Find the string "Pflegeberufe" in the records and copy each line where it occurs.

> **Records supplied**

Segment Open

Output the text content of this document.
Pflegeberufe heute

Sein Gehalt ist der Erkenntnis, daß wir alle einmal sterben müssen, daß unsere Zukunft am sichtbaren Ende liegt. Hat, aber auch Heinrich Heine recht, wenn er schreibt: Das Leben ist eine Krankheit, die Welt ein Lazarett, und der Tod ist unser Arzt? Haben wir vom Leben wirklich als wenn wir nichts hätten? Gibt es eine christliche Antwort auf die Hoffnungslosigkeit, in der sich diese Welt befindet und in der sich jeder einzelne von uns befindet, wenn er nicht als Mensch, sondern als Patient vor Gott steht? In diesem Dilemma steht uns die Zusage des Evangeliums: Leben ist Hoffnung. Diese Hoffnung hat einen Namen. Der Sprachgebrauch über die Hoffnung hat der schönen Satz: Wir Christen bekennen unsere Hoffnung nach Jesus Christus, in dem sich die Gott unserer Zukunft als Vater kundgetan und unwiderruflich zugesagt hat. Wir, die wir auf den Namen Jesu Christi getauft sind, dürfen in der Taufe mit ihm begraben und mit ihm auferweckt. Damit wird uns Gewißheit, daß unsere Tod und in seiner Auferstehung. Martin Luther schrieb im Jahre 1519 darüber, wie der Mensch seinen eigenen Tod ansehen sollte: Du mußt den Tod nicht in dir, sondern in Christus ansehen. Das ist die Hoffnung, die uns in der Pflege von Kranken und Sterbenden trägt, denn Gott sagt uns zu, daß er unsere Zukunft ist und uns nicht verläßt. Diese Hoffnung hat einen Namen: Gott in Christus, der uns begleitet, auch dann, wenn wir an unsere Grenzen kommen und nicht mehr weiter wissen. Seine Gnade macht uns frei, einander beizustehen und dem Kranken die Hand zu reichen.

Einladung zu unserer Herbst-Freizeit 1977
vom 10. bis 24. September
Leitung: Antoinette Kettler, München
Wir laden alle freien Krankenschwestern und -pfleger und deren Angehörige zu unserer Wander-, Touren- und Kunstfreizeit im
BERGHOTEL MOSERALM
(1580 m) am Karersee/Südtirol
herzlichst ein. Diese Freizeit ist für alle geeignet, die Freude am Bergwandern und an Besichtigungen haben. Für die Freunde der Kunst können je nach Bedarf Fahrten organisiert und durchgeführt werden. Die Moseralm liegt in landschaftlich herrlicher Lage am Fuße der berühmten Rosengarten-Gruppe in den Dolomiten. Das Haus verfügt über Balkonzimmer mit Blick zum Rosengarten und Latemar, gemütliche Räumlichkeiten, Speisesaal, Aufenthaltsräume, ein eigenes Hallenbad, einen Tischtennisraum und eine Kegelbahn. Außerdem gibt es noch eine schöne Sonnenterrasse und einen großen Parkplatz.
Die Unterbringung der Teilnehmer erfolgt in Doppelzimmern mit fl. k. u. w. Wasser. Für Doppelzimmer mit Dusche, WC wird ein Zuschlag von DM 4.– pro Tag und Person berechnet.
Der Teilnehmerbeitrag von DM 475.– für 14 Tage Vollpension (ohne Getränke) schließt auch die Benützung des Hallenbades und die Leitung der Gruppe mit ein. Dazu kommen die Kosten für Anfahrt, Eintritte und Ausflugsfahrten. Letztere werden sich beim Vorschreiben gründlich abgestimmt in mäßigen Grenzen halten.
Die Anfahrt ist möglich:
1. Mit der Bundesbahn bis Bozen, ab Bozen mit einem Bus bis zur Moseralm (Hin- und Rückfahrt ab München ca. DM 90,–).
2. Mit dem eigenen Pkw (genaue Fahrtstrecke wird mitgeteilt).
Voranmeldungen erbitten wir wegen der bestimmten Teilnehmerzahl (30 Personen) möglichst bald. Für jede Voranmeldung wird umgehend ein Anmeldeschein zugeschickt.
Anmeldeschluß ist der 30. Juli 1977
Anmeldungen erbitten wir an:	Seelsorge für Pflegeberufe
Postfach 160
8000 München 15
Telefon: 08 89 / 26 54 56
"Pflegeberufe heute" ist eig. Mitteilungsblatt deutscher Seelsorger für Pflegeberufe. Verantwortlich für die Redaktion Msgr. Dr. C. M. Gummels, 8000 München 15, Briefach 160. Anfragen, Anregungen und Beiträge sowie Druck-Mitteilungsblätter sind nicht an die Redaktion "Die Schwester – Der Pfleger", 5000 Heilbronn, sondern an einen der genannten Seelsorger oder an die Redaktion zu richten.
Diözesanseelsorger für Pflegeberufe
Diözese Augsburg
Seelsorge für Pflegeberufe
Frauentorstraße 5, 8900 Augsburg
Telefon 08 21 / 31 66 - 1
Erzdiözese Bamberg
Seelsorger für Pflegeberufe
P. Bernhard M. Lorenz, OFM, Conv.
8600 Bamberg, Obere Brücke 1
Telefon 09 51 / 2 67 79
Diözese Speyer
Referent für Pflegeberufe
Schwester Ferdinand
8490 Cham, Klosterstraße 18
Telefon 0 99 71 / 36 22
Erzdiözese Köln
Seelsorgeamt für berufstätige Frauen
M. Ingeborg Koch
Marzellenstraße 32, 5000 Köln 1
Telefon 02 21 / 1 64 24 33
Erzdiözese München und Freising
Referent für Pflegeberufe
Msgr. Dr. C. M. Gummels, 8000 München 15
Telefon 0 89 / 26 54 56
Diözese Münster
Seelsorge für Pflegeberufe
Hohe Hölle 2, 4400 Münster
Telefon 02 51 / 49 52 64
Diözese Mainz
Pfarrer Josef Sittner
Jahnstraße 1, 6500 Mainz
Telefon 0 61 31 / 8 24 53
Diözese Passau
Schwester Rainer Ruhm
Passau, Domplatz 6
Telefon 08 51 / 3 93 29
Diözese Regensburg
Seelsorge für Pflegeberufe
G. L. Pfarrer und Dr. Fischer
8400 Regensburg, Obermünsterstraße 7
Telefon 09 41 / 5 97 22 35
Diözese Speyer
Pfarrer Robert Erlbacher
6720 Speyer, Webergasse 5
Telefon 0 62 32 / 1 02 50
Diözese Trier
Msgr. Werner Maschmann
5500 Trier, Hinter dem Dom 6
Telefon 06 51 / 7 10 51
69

Segment Closed

> **Result**
Pflegeberufe heute
Anmeldungen erbitten wir an:	Seelsorge für Pflegeberufe
"Pflegeberufe heute" ist eig. Mitteilungsblatt deutscher Seelsorger für Pflegeberufe. Verantwortlich für die Redaktion Msgr. Dr. C. M. Gummels, 8000 München 15, Briefach 160. Anfragen, Anregungen und Beiträge sowie Druck-Mitteilungsblätter sind nicht an die Redaktion "Die Schwester – Der Pfleger", 5000 Heilbronn, sondern an einen der genannten Seelsorger oder an die Redaktion zu richten.
Diözesanseelsorger für Pflegeberufe
Seelsorge für Pflegeberufe
Seelsorger für Pflegeberufe
Referent für Pflegeberufe
Referent für Pflegeberufe
Seelsorge für Pflegeberufe
Seelsorge für Pflegeberufe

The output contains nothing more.